=== Instructions for the task ===
Copy the listing verbatim, excluding any images found in it.

=== Task input ===
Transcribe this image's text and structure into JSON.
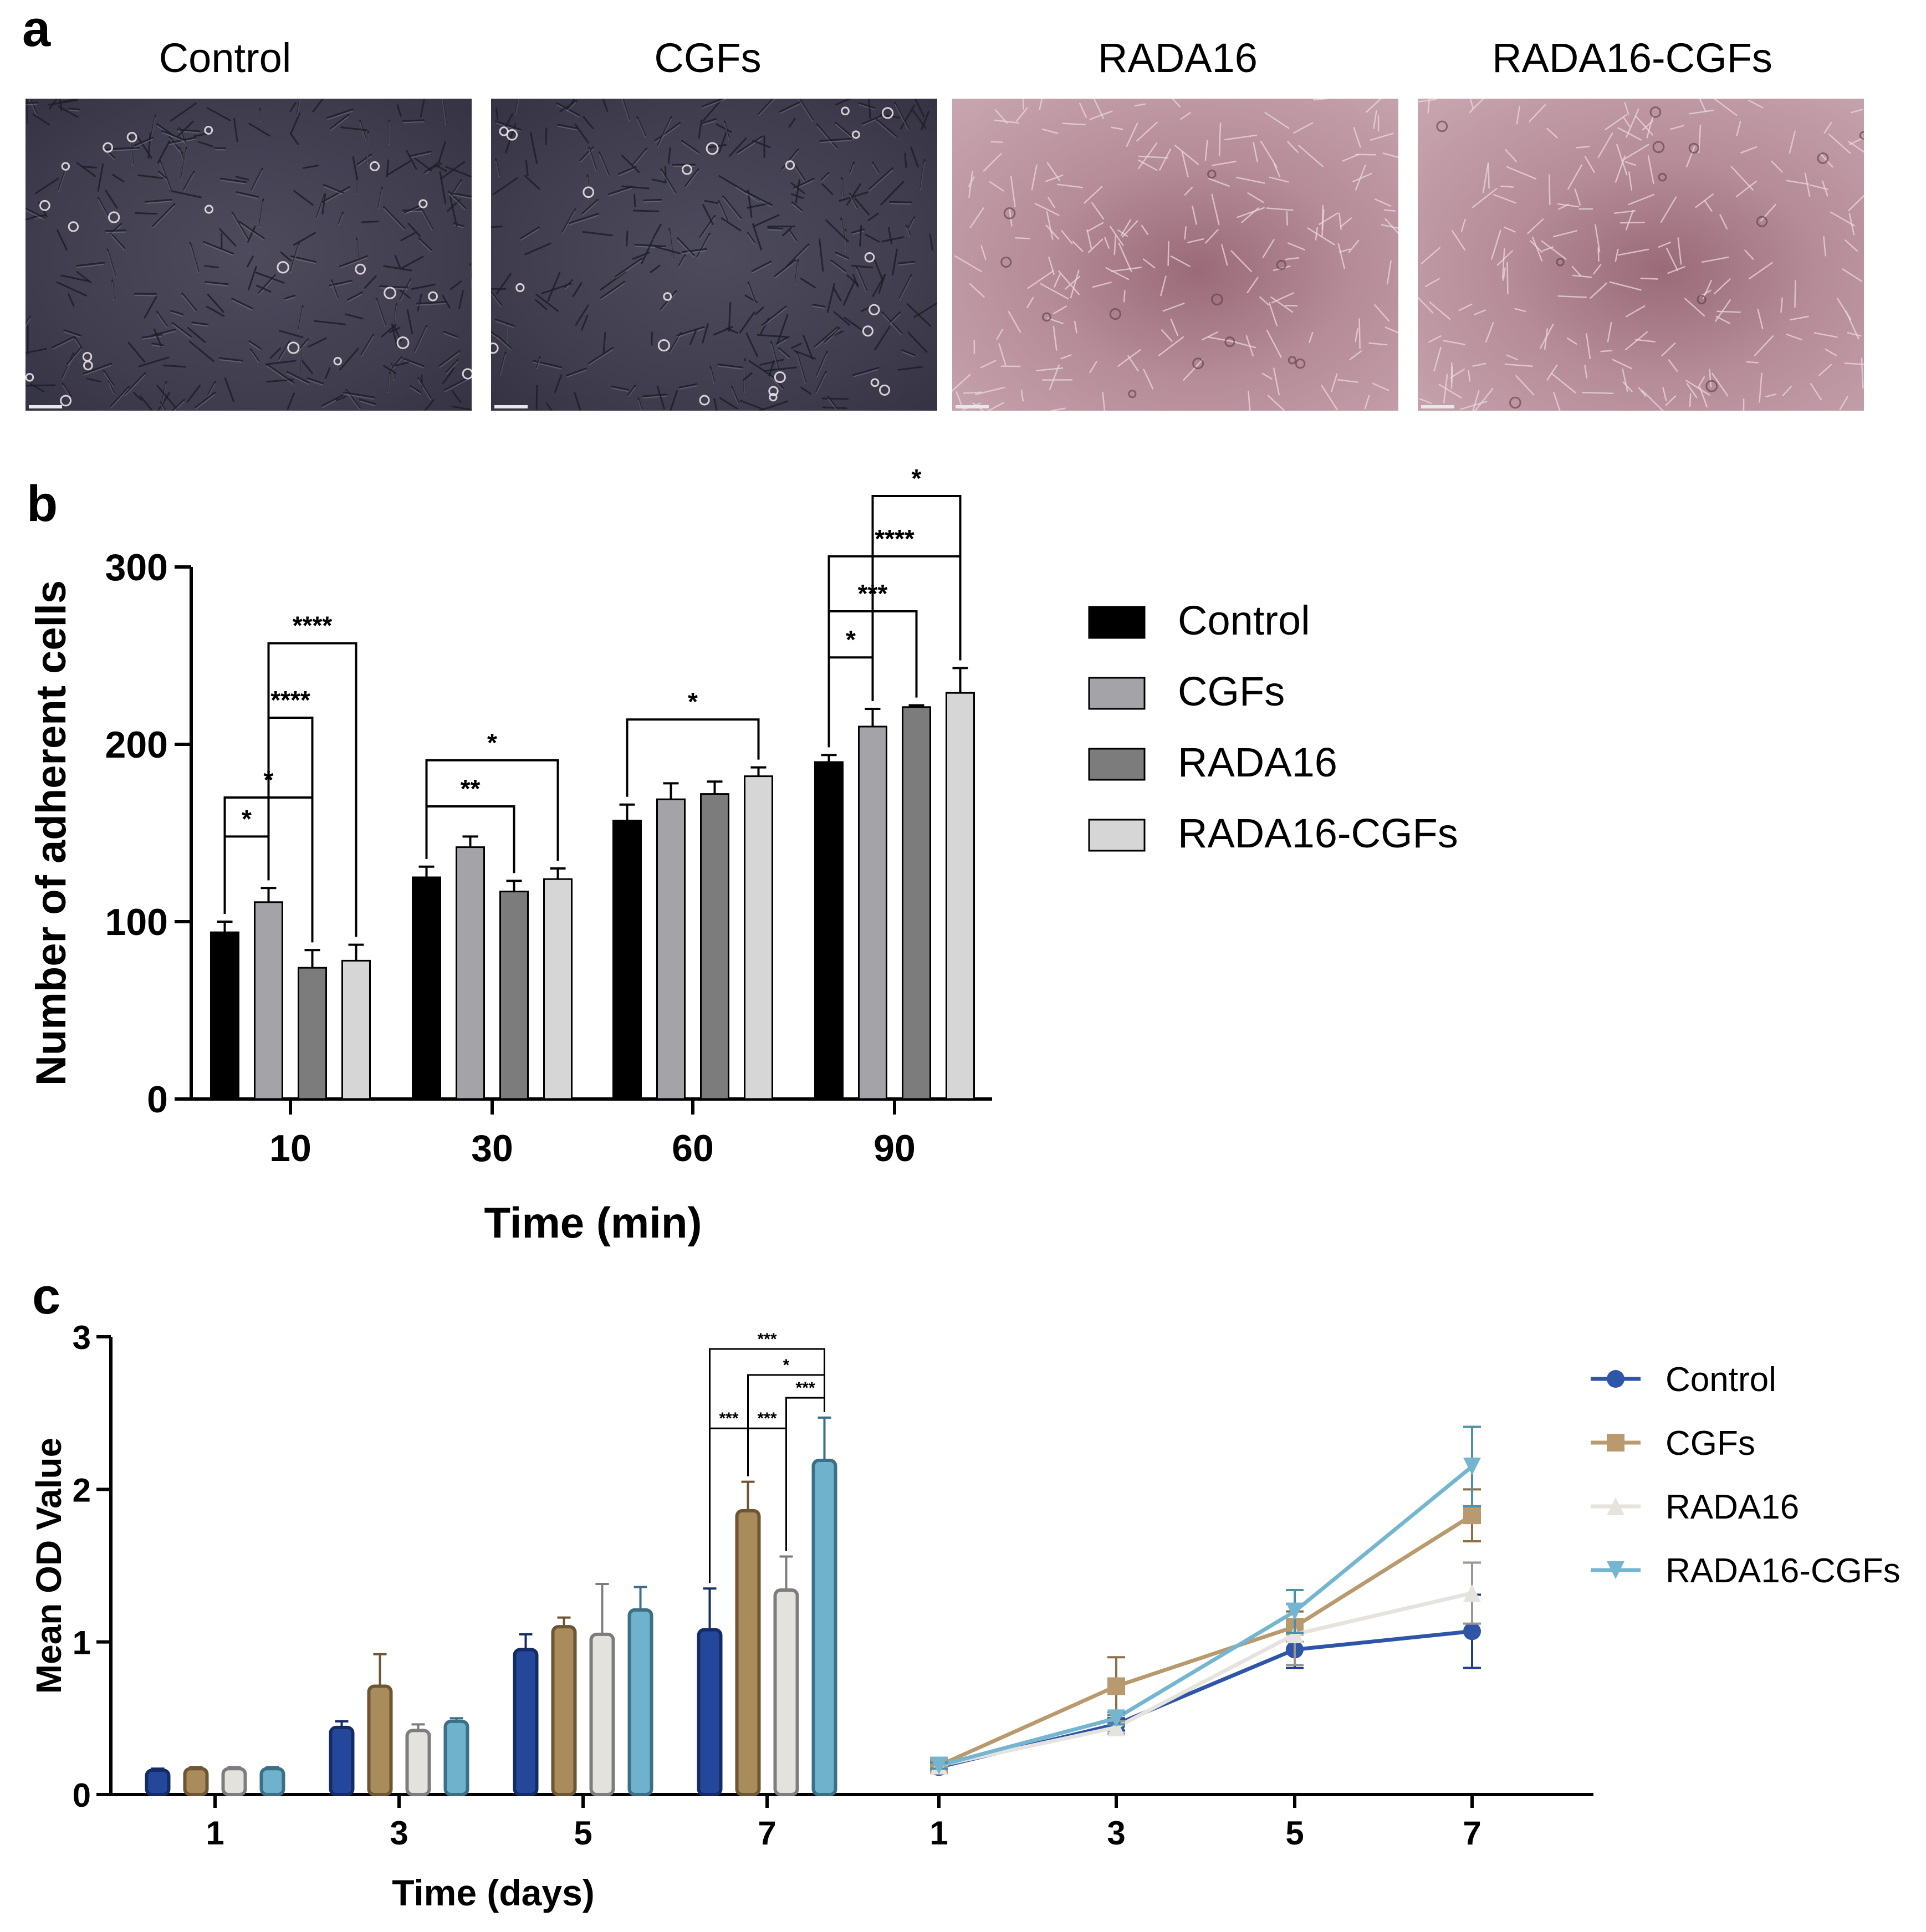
{
  "panel_a": {
    "letter": "a",
    "images": [
      {
        "title": "Control",
        "style": "phase"
      },
      {
        "title": "CGFs",
        "style": "phase"
      },
      {
        "title": "RADA16",
        "style": "pink"
      },
      {
        "title": "RADA16-CGFs",
        "style": "pink"
      }
    ]
  },
  "chart_data": [
    {
      "panel": "b",
      "type": "bar",
      "title": "",
      "xlabel": "Time (min)",
      "ylabel": "Number of adherent cells",
      "ylim": [
        0,
        300
      ],
      "yticks": [
        "0",
        "100",
        "200",
        "300"
      ],
      "categories": [
        "10",
        "30",
        "60",
        "90"
      ],
      "colors": [
        "#000000",
        "#a4a4a8",
        "#7c7c7c",
        "#d6d6d6"
      ],
      "legend_position": "right",
      "series": [
        {
          "name": "Control",
          "values": [
            94,
            125,
            157,
            190
          ],
          "errors": [
            6,
            6,
            9,
            4
          ]
        },
        {
          "name": "CGFs",
          "values": [
            111,
            142,
            169,
            210
          ],
          "errors": [
            8,
            6,
            9,
            10
          ]
        },
        {
          "name": "RADA16",
          "values": [
            74,
            117,
            172,
            221
          ],
          "errors": [
            10,
            6,
            7,
            1
          ]
        },
        {
          "name": "RADA16-CGFs",
          "values": [
            78,
            124,
            182,
            229
          ],
          "errors": [
            9,
            6,
            5,
            14
          ]
        }
      ],
      "significance": [
        {
          "category": 0,
          "from": 0,
          "to": 1,
          "label": "*",
          "level": 148
        },
        {
          "category": 0,
          "from": 0,
          "to": 2,
          "label": "*",
          "level": 170
        },
        {
          "category": 0,
          "from": 1,
          "to": 2,
          "label": "****",
          "level": 215
        },
        {
          "category": 0,
          "from": 1,
          "to": 3,
          "label": "****",
          "level": 257
        },
        {
          "category": 1,
          "from": 0,
          "to": 2,
          "label": "**",
          "level": 165
        },
        {
          "category": 1,
          "from": 0,
          "to": 3,
          "label": "*",
          "level": 191
        },
        {
          "category": 2,
          "from": 0,
          "to": 3,
          "label": "*",
          "level": 214
        },
        {
          "category": 3,
          "from": 0,
          "to": 1,
          "label": "*",
          "level": 249
        },
        {
          "category": 3,
          "from": 0,
          "to": 2,
          "label": "***",
          "level": 275
        },
        {
          "category": 3,
          "from": 0,
          "to": 3,
          "label": "****",
          "level": 306
        },
        {
          "category": 3,
          "from": 1,
          "to": 3,
          "label": "*",
          "level": 340
        }
      ]
    },
    {
      "panel": "c",
      "type": "bar",
      "title": "",
      "xlabel": "Time (days)",
      "ylabel": "Mean OD Value",
      "ylim": [
        0,
        3
      ],
      "yticks": [
        "0",
        "1",
        "2",
        "3"
      ],
      "categories": [
        "1",
        "3",
        "5",
        "7"
      ],
      "colors": [
        "#24479a",
        "#a98c5c",
        "#e4e2dc",
        "#6fb2cc"
      ],
      "series": [
        {
          "name": "Control",
          "values": [
            0.16,
            0.44,
            0.95,
            1.08
          ],
          "errors": [
            0.01,
            0.04,
            0.1,
            0.27
          ]
        },
        {
          "name": "CGFs",
          "values": [
            0.17,
            0.71,
            1.1,
            1.86
          ],
          "errors": [
            0.01,
            0.21,
            0.06,
            0.19
          ]
        },
        {
          "name": "RADA16",
          "values": [
            0.17,
            0.42,
            1.05,
            1.34
          ],
          "errors": [
            0.01,
            0.04,
            0.33,
            0.22
          ]
        },
        {
          "name": "RADA16-CGFs",
          "values": [
            0.17,
            0.48,
            1.21,
            2.19
          ],
          "errors": [
            0.01,
            0.02,
            0.15,
            0.28
          ]
        }
      ],
      "significance": [
        {
          "category": 3,
          "from": 0,
          "to": 3,
          "label": "***",
          "level": 2.92
        },
        {
          "category": 3,
          "from": 1,
          "to": 3,
          "label": "*",
          "level": 2.75
        },
        {
          "category": 3,
          "from": 2,
          "to": 3,
          "label": "***",
          "level": 2.6
        },
        {
          "category": 3,
          "from": 0,
          "to": 1,
          "label": "***",
          "level": 2.4
        },
        {
          "category": 3,
          "from": 1,
          "to": 2,
          "label": "***",
          "level": 2.4
        }
      ]
    },
    {
      "panel": "c",
      "type": "line",
      "xlabel": "",
      "ylabel": "Mean OD Value",
      "ylim": [
        0,
        3
      ],
      "x": [
        "1",
        "3",
        "5",
        "7"
      ],
      "colors": [
        "#2f55a8",
        "#b99a6e",
        "#e6e3de",
        "#74b6d0"
      ],
      "markers": [
        "circle",
        "square",
        "triangle-up",
        "triangle-down"
      ],
      "legend_position": "right",
      "series": [
        {
          "name": "Control",
          "values": [
            0.18,
            0.46,
            0.95,
            1.07
          ],
          "errors": [
            0.02,
            0.04,
            0.12,
            0.24
          ]
        },
        {
          "name": "CGFs",
          "values": [
            0.19,
            0.71,
            1.1,
            1.83
          ],
          "errors": [
            0.02,
            0.19,
            0.1,
            0.17
          ]
        },
        {
          "name": "RADA16",
          "values": [
            0.19,
            0.44,
            1.05,
            1.32
          ],
          "errors": [
            0.02,
            0.04,
            0.2,
            0.2
          ]
        },
        {
          "name": "RADA16-CGFs",
          "values": [
            0.19,
            0.5,
            1.2,
            2.15
          ],
          "errors": [
            0.02,
            0.04,
            0.14,
            0.26
          ]
        }
      ]
    }
  ],
  "panel_b": {
    "letter": "b"
  },
  "panel_c": {
    "letter": "c"
  }
}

=== Response ===
Transcribe this image's text and structure into JSON.
{
  "panel_a": {
    "letter": "a",
    "images": [
      {
        "title": "Control",
        "style": "phase"
      },
      {
        "title": "CGFs",
        "style": "phase"
      },
      {
        "title": "RADA16",
        "style": "pink"
      },
      {
        "title": "RADA16-CGFs",
        "style": "pink"
      }
    ]
  },
  "chart_data": [
    {
      "panel": "b",
      "type": "bar",
      "title": "",
      "xlabel": "Time (min)",
      "ylabel": "Number of adherent cells",
      "ylim": [
        0,
        300
      ],
      "yticks": [
        "0",
        "100",
        "200",
        "300"
      ],
      "categories": [
        "10",
        "30",
        "60",
        "90"
      ],
      "colors": [
        "#000000",
        "#a4a4a8",
        "#7c7c7c",
        "#d6d6d6"
      ],
      "legend_position": "right",
      "series": [
        {
          "name": "Control",
          "values": [
            94,
            125,
            157,
            190
          ],
          "errors": [
            6,
            6,
            9,
            4
          ]
        },
        {
          "name": "CGFs",
          "values": [
            111,
            142,
            169,
            210
          ],
          "errors": [
            8,
            6,
            9,
            10
          ]
        },
        {
          "name": "RADA16",
          "values": [
            74,
            117,
            172,
            221
          ],
          "errors": [
            10,
            6,
            7,
            1
          ]
        },
        {
          "name": "RADA16-CGFs",
          "values": [
            78,
            124,
            182,
            229
          ],
          "errors": [
            9,
            6,
            5,
            14
          ]
        }
      ],
      "significance": [
        {
          "category": 0,
          "from": 0,
          "to": 1,
          "label": "*",
          "level": 148
        },
        {
          "category": 0,
          "from": 0,
          "to": 2,
          "label": "*",
          "level": 170
        },
        {
          "category": 0,
          "from": 1,
          "to": 2,
          "label": "****",
          "level": 215
        },
        {
          "category": 0,
          "from": 1,
          "to": 3,
          "label": "****",
          "level": 257
        },
        {
          "category": 1,
          "from": 0,
          "to": 2,
          "label": "**",
          "level": 165
        },
        {
          "category": 1,
          "from": 0,
          "to": 3,
          "label": "*",
          "level": 191
        },
        {
          "category": 2,
          "from": 0,
          "to": 3,
          "label": "*",
          "level": 214
        },
        {
          "category": 3,
          "from": 0,
          "to": 1,
          "label": "*",
          "level": 249
        },
        {
          "category": 3,
          "from": 0,
          "to": 2,
          "label": "***",
          "level": 275
        },
        {
          "category": 3,
          "from": 0,
          "to": 3,
          "label": "****",
          "level": 306
        },
        {
          "category": 3,
          "from": 1,
          "to": 3,
          "label": "*",
          "level": 340
        }
      ]
    },
    {
      "panel": "c",
      "type": "bar",
      "title": "",
      "xlabel": "Time (days)",
      "ylabel": "Mean OD Value",
      "ylim": [
        0,
        3
      ],
      "yticks": [
        "0",
        "1",
        "2",
        "3"
      ],
      "categories": [
        "1",
        "3",
        "5",
        "7"
      ],
      "colors": [
        "#24479a",
        "#a98c5c",
        "#e4e2dc",
        "#6fb2cc"
      ],
      "series": [
        {
          "name": "Control",
          "values": [
            0.16,
            0.44,
            0.95,
            1.08
          ],
          "errors": [
            0.01,
            0.04,
            0.1,
            0.27
          ]
        },
        {
          "name": "CGFs",
          "values": [
            0.17,
            0.71,
            1.1,
            1.86
          ],
          "errors": [
            0.01,
            0.21,
            0.06,
            0.19
          ]
        },
        {
          "name": "RADA16",
          "values": [
            0.17,
            0.42,
            1.05,
            1.34
          ],
          "errors": [
            0.01,
            0.04,
            0.33,
            0.22
          ]
        },
        {
          "name": "RADA16-CGFs",
          "values": [
            0.17,
            0.48,
            1.21,
            2.19
          ],
          "errors": [
            0.01,
            0.02,
            0.15,
            0.28
          ]
        }
      ],
      "significance": [
        {
          "category": 3,
          "from": 0,
          "to": 3,
          "label": "***",
          "level": 2.92
        },
        {
          "category": 3,
          "from": 1,
          "to": 3,
          "label": "*",
          "level": 2.75
        },
        {
          "category": 3,
          "from": 2,
          "to": 3,
          "label": "***",
          "level": 2.6
        },
        {
          "category": 3,
          "from": 0,
          "to": 1,
          "label": "***",
          "level": 2.4
        },
        {
          "category": 3,
          "from": 1,
          "to": 2,
          "label": "***",
          "level": 2.4
        }
      ]
    },
    {
      "panel": "c",
      "type": "line",
      "xlabel": "",
      "ylabel": "Mean OD Value",
      "ylim": [
        0,
        3
      ],
      "x": [
        "1",
        "3",
        "5",
        "7"
      ],
      "colors": [
        "#2f55a8",
        "#b99a6e",
        "#e6e3de",
        "#74b6d0"
      ],
      "markers": [
        "circle",
        "square",
        "triangle-up",
        "triangle-down"
      ],
      "legend_position": "right",
      "series": [
        {
          "name": "Control",
          "values": [
            0.18,
            0.46,
            0.95,
            1.07
          ],
          "errors": [
            0.02,
            0.04,
            0.12,
            0.24
          ]
        },
        {
          "name": "CGFs",
          "values": [
            0.19,
            0.71,
            1.1,
            1.83
          ],
          "errors": [
            0.02,
            0.19,
            0.1,
            0.17
          ]
        },
        {
          "name": "RADA16",
          "values": [
            0.19,
            0.44,
            1.05,
            1.32
          ],
          "errors": [
            0.02,
            0.04,
            0.2,
            0.2
          ]
        },
        {
          "name": "RADA16-CGFs",
          "values": [
            0.19,
            0.5,
            1.2,
            2.15
          ],
          "errors": [
            0.02,
            0.04,
            0.14,
            0.26
          ]
        }
      ]
    }
  ],
  "panel_b": {
    "letter": "b"
  },
  "panel_c": {
    "letter": "c"
  }
}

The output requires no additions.